Data listing:
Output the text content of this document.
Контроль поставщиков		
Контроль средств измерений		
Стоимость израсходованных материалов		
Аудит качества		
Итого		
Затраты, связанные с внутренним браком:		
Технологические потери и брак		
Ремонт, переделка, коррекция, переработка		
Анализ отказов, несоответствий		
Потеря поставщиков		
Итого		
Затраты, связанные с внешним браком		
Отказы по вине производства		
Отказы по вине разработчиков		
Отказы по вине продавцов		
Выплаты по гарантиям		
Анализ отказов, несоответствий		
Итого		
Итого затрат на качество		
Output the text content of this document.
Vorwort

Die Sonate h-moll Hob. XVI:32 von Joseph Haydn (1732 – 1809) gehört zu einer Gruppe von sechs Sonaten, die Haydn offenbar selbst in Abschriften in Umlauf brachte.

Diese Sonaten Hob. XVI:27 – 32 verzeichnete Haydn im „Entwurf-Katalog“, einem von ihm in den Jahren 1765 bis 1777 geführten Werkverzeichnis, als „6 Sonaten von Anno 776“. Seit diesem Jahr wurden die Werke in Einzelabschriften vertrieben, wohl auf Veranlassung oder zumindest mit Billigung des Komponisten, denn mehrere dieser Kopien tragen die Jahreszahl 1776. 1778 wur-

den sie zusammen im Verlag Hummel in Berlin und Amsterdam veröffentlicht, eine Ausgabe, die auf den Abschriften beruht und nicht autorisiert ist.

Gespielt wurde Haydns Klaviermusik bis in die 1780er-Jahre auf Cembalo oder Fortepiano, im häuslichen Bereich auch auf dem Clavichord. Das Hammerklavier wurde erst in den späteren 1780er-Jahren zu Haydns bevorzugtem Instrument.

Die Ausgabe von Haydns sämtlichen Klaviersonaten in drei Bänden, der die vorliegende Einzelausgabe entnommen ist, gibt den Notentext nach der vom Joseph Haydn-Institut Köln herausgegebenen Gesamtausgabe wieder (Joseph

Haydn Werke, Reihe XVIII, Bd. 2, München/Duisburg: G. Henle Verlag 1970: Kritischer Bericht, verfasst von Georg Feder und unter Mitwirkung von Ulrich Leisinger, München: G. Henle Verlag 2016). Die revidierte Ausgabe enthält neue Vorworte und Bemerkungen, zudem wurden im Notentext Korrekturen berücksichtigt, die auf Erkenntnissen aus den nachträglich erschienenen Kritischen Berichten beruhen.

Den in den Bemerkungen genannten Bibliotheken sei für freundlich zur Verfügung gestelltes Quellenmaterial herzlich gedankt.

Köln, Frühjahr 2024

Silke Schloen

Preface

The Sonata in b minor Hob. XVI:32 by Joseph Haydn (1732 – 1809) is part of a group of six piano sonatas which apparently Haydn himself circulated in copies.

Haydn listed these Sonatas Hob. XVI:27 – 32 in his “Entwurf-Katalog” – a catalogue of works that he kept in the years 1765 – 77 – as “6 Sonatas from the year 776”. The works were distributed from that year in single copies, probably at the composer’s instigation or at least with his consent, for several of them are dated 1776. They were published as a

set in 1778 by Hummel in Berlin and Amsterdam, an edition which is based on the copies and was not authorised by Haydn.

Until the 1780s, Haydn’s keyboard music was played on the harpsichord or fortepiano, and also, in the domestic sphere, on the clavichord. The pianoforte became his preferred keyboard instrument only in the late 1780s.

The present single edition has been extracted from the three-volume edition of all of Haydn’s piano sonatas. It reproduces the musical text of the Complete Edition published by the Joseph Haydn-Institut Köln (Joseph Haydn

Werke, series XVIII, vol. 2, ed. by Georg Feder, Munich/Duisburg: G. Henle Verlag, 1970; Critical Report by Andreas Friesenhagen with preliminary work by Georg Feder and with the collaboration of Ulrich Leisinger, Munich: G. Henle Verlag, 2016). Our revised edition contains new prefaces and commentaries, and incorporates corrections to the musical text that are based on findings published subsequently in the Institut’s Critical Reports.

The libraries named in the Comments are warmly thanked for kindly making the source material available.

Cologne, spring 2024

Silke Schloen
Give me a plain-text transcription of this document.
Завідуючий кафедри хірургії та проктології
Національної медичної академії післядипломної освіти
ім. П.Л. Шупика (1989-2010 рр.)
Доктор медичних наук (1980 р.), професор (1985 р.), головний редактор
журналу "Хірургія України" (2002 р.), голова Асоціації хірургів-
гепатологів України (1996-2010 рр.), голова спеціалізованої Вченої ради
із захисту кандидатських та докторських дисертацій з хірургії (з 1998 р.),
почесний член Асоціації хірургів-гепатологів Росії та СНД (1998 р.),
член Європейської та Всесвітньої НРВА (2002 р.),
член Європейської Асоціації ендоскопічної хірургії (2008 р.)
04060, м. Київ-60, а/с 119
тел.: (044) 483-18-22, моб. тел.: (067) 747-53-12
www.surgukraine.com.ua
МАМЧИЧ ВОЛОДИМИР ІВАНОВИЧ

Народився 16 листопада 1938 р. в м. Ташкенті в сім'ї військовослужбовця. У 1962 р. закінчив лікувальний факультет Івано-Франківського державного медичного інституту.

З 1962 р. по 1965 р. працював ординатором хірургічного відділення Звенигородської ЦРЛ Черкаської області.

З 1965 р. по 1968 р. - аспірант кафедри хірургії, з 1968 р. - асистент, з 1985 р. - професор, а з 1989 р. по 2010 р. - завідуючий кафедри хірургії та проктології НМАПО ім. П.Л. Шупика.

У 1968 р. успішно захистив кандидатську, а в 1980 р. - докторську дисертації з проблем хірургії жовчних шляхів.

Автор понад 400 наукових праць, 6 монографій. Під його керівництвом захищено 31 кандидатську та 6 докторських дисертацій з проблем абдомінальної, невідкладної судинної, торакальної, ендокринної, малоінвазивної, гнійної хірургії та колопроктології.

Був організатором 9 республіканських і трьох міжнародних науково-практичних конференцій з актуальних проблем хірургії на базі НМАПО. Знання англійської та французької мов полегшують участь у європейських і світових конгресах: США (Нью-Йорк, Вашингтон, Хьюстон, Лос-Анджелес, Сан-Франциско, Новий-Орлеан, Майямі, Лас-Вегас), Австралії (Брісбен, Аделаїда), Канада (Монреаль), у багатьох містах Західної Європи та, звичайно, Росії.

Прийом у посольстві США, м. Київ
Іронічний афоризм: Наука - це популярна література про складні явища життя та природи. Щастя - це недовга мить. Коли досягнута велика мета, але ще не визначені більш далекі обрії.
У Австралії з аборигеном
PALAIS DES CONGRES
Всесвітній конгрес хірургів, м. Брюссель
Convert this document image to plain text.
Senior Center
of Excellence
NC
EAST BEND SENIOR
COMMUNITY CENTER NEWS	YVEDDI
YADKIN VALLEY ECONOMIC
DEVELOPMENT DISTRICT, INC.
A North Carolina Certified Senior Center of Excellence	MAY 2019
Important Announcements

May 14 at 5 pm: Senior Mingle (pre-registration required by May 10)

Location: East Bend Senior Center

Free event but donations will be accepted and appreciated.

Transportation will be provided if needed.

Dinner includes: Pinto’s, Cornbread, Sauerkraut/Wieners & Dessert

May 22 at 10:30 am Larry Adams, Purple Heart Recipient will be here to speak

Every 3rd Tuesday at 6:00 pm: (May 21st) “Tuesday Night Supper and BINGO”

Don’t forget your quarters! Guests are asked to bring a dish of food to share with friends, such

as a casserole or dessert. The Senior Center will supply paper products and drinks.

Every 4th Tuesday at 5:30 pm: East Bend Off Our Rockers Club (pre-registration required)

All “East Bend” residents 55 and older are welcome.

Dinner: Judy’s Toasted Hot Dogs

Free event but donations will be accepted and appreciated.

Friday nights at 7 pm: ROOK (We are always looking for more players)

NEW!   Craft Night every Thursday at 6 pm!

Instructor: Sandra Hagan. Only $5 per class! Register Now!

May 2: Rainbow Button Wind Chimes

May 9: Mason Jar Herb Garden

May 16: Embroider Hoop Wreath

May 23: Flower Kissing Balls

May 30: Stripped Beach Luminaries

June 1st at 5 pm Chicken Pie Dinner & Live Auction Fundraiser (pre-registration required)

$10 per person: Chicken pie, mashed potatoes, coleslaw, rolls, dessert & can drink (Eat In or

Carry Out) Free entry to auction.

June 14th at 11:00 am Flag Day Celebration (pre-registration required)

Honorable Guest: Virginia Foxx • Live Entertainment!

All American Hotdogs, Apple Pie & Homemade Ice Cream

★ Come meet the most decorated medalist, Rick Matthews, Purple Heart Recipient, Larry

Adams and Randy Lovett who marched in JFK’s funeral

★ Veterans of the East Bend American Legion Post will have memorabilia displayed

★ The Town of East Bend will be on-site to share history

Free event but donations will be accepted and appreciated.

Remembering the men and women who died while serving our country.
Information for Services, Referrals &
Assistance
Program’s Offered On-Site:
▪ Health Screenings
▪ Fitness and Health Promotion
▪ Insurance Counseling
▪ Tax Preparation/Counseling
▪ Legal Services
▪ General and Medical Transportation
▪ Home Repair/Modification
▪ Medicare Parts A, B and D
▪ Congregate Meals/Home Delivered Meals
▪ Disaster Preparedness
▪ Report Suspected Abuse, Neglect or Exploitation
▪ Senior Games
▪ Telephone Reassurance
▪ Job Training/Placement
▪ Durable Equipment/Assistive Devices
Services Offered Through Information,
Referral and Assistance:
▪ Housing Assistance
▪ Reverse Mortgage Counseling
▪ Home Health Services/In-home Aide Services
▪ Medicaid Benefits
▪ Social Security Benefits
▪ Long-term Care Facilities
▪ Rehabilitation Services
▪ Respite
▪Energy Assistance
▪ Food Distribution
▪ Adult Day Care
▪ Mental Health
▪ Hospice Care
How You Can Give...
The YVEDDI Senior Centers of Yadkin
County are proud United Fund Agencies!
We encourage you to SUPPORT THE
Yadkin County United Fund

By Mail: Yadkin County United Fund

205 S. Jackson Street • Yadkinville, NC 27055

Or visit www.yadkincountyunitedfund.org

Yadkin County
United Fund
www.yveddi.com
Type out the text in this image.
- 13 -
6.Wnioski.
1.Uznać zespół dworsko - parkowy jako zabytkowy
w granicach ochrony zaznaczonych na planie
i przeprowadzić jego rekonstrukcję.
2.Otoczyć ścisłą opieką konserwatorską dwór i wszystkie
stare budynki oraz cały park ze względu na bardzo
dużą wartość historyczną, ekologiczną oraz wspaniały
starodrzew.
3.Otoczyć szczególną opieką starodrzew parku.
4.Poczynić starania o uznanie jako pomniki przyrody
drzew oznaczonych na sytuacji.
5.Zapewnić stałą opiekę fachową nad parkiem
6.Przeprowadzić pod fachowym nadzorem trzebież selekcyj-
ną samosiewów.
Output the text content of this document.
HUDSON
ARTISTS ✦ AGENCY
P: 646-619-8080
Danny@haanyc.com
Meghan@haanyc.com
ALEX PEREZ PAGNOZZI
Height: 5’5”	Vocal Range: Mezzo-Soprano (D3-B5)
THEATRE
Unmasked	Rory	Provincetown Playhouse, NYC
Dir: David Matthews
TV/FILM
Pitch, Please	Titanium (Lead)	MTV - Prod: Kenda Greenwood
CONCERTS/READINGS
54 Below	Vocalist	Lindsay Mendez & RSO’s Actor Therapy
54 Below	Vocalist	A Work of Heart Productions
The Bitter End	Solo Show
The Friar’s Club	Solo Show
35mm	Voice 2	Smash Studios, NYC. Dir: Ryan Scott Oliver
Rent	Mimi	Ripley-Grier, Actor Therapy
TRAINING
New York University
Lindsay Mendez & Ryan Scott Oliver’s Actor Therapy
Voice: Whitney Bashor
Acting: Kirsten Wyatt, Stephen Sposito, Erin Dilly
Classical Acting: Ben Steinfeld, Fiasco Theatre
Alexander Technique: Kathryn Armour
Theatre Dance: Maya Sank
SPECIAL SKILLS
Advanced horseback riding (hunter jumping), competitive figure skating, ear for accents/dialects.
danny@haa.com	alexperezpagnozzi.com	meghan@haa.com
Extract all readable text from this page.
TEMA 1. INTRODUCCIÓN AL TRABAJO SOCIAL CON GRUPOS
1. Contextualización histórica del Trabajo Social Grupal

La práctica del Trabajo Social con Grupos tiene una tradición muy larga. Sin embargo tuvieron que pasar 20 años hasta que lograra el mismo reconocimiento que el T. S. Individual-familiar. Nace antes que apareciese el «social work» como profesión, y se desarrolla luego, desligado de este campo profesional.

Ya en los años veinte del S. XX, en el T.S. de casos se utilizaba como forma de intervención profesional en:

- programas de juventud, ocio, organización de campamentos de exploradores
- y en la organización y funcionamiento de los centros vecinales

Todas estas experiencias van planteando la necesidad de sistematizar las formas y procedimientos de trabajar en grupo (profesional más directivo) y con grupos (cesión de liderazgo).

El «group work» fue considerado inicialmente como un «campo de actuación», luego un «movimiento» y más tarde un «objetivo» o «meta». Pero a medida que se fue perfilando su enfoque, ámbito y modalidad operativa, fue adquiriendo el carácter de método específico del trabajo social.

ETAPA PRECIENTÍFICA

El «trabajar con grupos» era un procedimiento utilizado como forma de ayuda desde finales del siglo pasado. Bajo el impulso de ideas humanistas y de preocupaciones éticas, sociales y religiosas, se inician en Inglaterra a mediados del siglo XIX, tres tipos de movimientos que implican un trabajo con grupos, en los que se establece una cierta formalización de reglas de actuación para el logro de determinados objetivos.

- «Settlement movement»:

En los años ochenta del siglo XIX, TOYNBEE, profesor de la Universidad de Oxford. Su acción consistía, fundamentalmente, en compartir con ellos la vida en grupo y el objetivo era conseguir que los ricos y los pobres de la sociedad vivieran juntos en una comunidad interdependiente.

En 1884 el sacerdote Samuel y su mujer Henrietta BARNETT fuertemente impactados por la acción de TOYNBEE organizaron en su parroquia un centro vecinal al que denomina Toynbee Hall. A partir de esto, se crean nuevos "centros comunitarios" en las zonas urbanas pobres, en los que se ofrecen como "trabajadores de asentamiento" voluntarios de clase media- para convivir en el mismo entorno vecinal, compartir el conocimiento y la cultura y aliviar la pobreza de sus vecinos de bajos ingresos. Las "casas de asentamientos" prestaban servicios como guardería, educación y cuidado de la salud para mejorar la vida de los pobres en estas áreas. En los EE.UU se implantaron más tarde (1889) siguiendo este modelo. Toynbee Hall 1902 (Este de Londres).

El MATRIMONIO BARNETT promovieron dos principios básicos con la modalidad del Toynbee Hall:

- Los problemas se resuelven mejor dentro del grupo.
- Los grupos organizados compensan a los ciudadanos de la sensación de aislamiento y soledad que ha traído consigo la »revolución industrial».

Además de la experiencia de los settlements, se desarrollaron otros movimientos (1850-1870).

Brief:
Show all lines in the entries above where the string "Therapy" appears.

Exercise result:
54 Below	Vocalist	Lindsay Mendez & RSO’s Actor Therapy
Rent	Mimi	Ripley-Grier, Actor Therapy
Lindsay Mendez & Ryan Scott Oliver’s Actor Therapy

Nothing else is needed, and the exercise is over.